### Request:
Give the entries back exactly, dropping each image.

*** Task inputs ***

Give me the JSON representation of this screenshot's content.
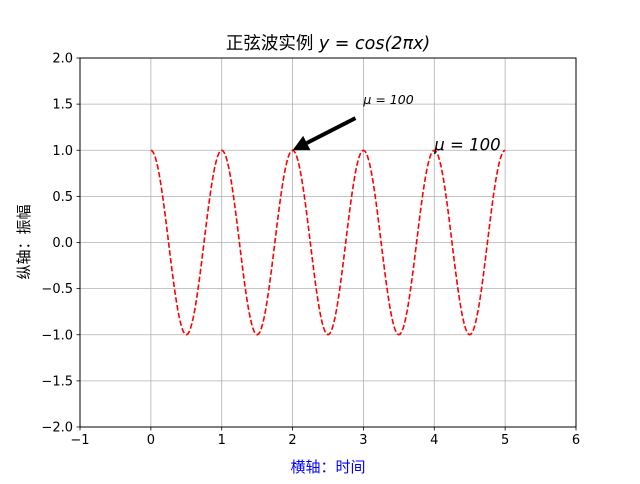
{
  "chart_data": {
    "type": "line",
    "title": "正弦波实例 y = cos(2πx)",
    "title_parts": {
      "prefix": "正弦波实例 ",
      "expr": "y = cos(2πx)"
    },
    "xlabel": "横轴：时间",
    "ylabel": "纵轴：振幅",
    "xlim": [
      -1,
      6
    ],
    "ylim": [
      -2.0,
      2.0
    ],
    "grid": true,
    "xticks": [
      -1,
      0,
      1,
      2,
      3,
      4,
      5,
      6
    ],
    "xtick_labels": [
      "−1",
      "0",
      "1",
      "2",
      "3",
      "4",
      "5",
      "6"
    ],
    "yticks": [
      -2.0,
      -1.5,
      -1.0,
      -0.5,
      0.0,
      0.5,
      1.0,
      1.5,
      2.0
    ],
    "ytick_labels": [
      "−2.0",
      "−1.5",
      "−1.0",
      "−0.5",
      "0.0",
      "0.5",
      "1.0",
      "1.5",
      "2.0"
    ],
    "series": [
      {
        "function": "cos(2*pi*x)",
        "x_range": [
          0,
          5
        ],
        "samples": 251,
        "color": "#ff0000",
        "linestyle": "dashed"
      }
    ],
    "annotations": [
      {
        "text": "μ = 100",
        "text_x": 3.0,
        "text_y": 1.5,
        "arrow_to": [
          2.0,
          1.0
        ],
        "arrow_color": "#000000",
        "font": "small"
      },
      {
        "text": "μ = 100",
        "text_x": 4.0,
        "text_y": 1.0,
        "font": "large"
      }
    ],
    "colors": {
      "xlabel": "#0000ff",
      "ylabel": "#000000",
      "grid": "#b0b0b0",
      "axes": "#000000"
    }
  }
}
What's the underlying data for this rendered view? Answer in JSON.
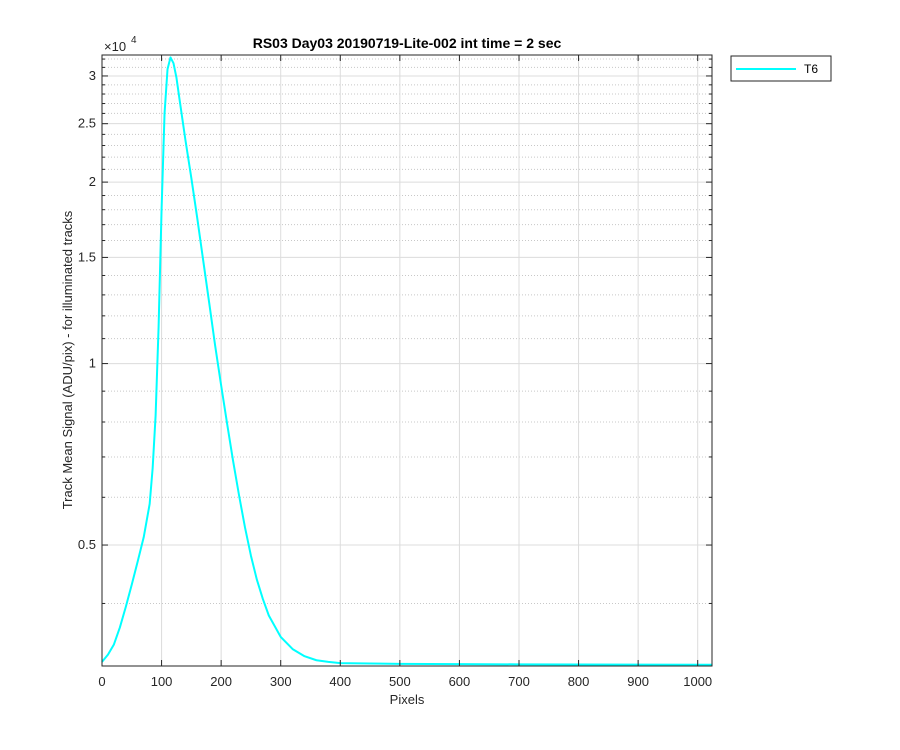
{
  "chart_data": {
    "type": "line",
    "title": "RS03 Day03 20190719-Lite-002 int time = 2 sec",
    "xlabel": "Pixels",
    "ylabel": "Track Mean Signal (ADU/pix) - for illuminated tracks",
    "xlim": [
      0,
      1024
    ],
    "ylim": [
      3150,
      32500
    ],
    "yscale": "log",
    "y_exponent_label": "×10^4",
    "y_exponent_base": "×10",
    "y_exponent_power": "4",
    "grid": true,
    "minor_grid": true,
    "legend_position": "outside-top-right",
    "x_ticks": [
      0,
      100,
      200,
      300,
      400,
      500,
      600,
      700,
      800,
      900,
      1000
    ],
    "x_tick_labels": [
      "0",
      "100",
      "200",
      "300",
      "400",
      "500",
      "600",
      "700",
      "800",
      "900",
      "1000"
    ],
    "y_ticks": [
      5000,
      10000,
      15000,
      20000,
      25000,
      30000
    ],
    "y_tick_labels": [
      "0.5",
      "1",
      "1.5",
      "2",
      "2.5",
      "3"
    ],
    "y_minor_ticks": [
      4000,
      6000,
      7000,
      8000,
      9000,
      11000,
      12000,
      13000,
      14000,
      16000,
      17000,
      18000,
      19000,
      21000,
      22000,
      23000,
      24000,
      26000,
      27000,
      28000,
      29000,
      31000,
      32000
    ],
    "series": [
      {
        "name": "T6",
        "color": "#00FFFF",
        "x": [
          0,
          10,
          20,
          30,
          40,
          50,
          60,
          70,
          80,
          85,
          90,
          95,
          100,
          105,
          110,
          115,
          120,
          125,
          130,
          140,
          150,
          160,
          170,
          180,
          190,
          200,
          210,
          220,
          230,
          240,
          250,
          260,
          270,
          280,
          300,
          320,
          340,
          360,
          380,
          400,
          450,
          500,
          600,
          700,
          800,
          900,
          1024
        ],
        "y": [
          3200,
          3290,
          3420,
          3650,
          3950,
          4300,
          4700,
          5150,
          5850,
          6700,
          8200,
          11500,
          18000,
          26000,
          30800,
          32200,
          31500,
          29800,
          27500,
          23500,
          20300,
          17400,
          14800,
          12600,
          10700,
          9200,
          7950,
          6900,
          6050,
          5350,
          4800,
          4380,
          4070,
          3820,
          3520,
          3360,
          3270,
          3220,
          3200,
          3185,
          3180,
          3175,
          3172,
          3170,
          3168,
          3166,
          3165
        ]
      }
    ]
  }
}
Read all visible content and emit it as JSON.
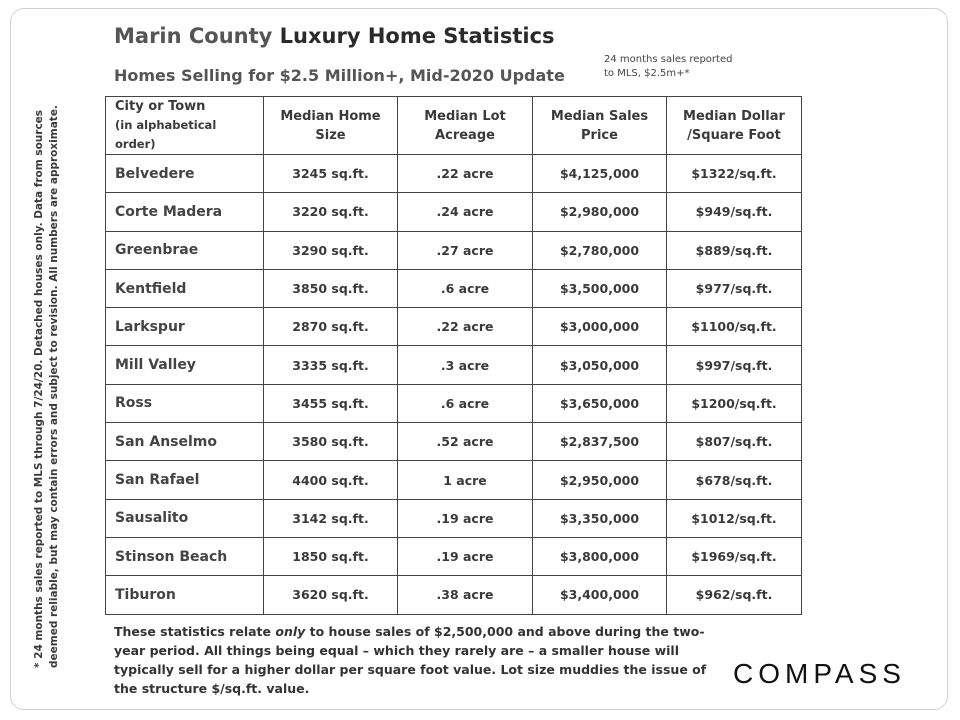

***

### Solved exercise:
Give me the JSON representation of this screenshot's content.
{
  "chart_data": {
    "type": "line",
    "title": "正弦波实例 y = cos(2πx)",
    "title_parts": {
      "prefix": "正弦波实例 ",
      "expr": "y = cos(2πx)"
    },
    "xlabel": "横轴：时间",
    "ylabel": "纵轴：振幅",
    "xlim": [
      -1,
      6
    ],
    "ylim": [
      -2.0,
      2.0
    ],
    "grid": true,
    "xticks": [
      -1,
      0,
      1,
      2,
      3,
      4,
      5,
      6
    ],
    "xtick_labels": [
      "−1",
      "0",
      "1",
      "2",
      "3",
      "4",
      "5",
      "6"
    ],
    "yticks": [
      -2.0,
      -1.5,
      -1.0,
      -0.5,
      0.0,
      0.5,
      1.0,
      1.5,
      2.0
    ],
    "ytick_labels": [
      "−2.0",
      "−1.5",
      "−1.0",
      "−0.5",
      "0.0",
      "0.5",
      "1.0",
      "1.5",
      "2.0"
    ],
    "series": [
      {
        "function": "cos(2*pi*x)",
        "x_range": [
          0,
          5
        ],
        "samples": 251,
        "color": "#ff0000",
        "linestyle": "dashed"
      }
    ],
    "annotations": [
      {
        "text": "μ = 100",
        "text_x": 3.0,
        "text_y": 1.5,
        "arrow_to": [
          2.0,
          1.0
        ],
        "arrow_color": "#000000",
        "font": "small"
      },
      {
        "text": "μ = 100",
        "text_x": 4.0,
        "text_y": 1.0,
        "font": "large"
      }
    ],
    "colors": {
      "xlabel": "#0000ff",
      "ylabel": "#000000",
      "grid": "#b0b0b0",
      "axes": "#000000"
    }
  }
}
What's the underlying data for this rendered view? Answer in JSON.
{
  "chart_data": {
    "type": "line",
    "title": "RS03 Day03 20190719-Lite-002 int time = 2 sec",
    "xlabel": "Pixels",
    "ylabel": "Track Mean Signal (ADU/pix) - for illuminated tracks",
    "xlim": [
      0,
      1024
    ],
    "ylim": [
      3150,
      32500
    ],
    "yscale": "log",
    "y_exponent_label": "×10^4",
    "y_exponent_base": "×10",
    "y_exponent_power": "4",
    "grid": true,
    "minor_grid": true,
    "legend_position": "outside-top-right",
    "x_ticks": [
      0,
      100,
      200,
      300,
      400,
      500,
      600,
      700,
      800,
      900,
      1000
    ],
    "x_tick_labels": [
      "0",
      "100",
      "200",
      "300",
      "400",
      "500",
      "600",
      "700",
      "800",
      "900",
      "1000"
    ],
    "y_ticks": [
      5000,
      10000,
      15000,
      20000,
      25000,
      30000
    ],
    "y_tick_labels": [
      "0.5",
      "1",
      "1.5",
      "2",
      "2.5",
      "3"
    ],
    "y_minor_ticks": [
      4000,
      6000,
      7000,
      8000,
      9000,
      11000,
      12000,
      13000,
      14000,
      16000,
      17000,
      18000,
      19000,
      21000,
      22000,
      23000,
      24000,
      26000,
      27000,
      28000,
      29000,
      31000,
      32000
    ],
    "series": [
      {
        "name": "T6",
        "color": "#00FFFF",
        "x": [
          0,
          10,
          20,
          30,
          40,
          50,
          60,
          70,
          80,
          85,
          90,
          95,
          100,
          105,
          110,
          115,
          120,
          125,
          130,
          140,
          150,
          160,
          170,
          180,
          190,
          200,
          210,
          220,
          230,
          240,
          250,
          260,
          270,
          280,
          300,
          320,
          340,
          360,
          380,
          400,
          450,
          500,
          600,
          700,
          800,
          900,
          1024
        ],
        "y": [
          3200,
          3290,
          3420,
          3650,
          3950,
          4300,
          4700,
          5150,
          5850,
          6700,
          8200,
          11500,
          18000,
          26000,
          30800,
          32200,
          31500,
          29800,
          27500,
          23500,
          20300,
          17400,
          14800,
          12600,
          10700,
          9200,
          7950,
          6900,
          6050,
          5350,
          4800,
          4380,
          4070,
          3820,
          3520,
          3360,
          3270,
          3220,
          3200,
          3185,
          3180,
          3175,
          3172,
          3170,
          3168,
          3166,
          3165
        ]
      }
    ]
  }
}
Read all visible content and emit it as JSON.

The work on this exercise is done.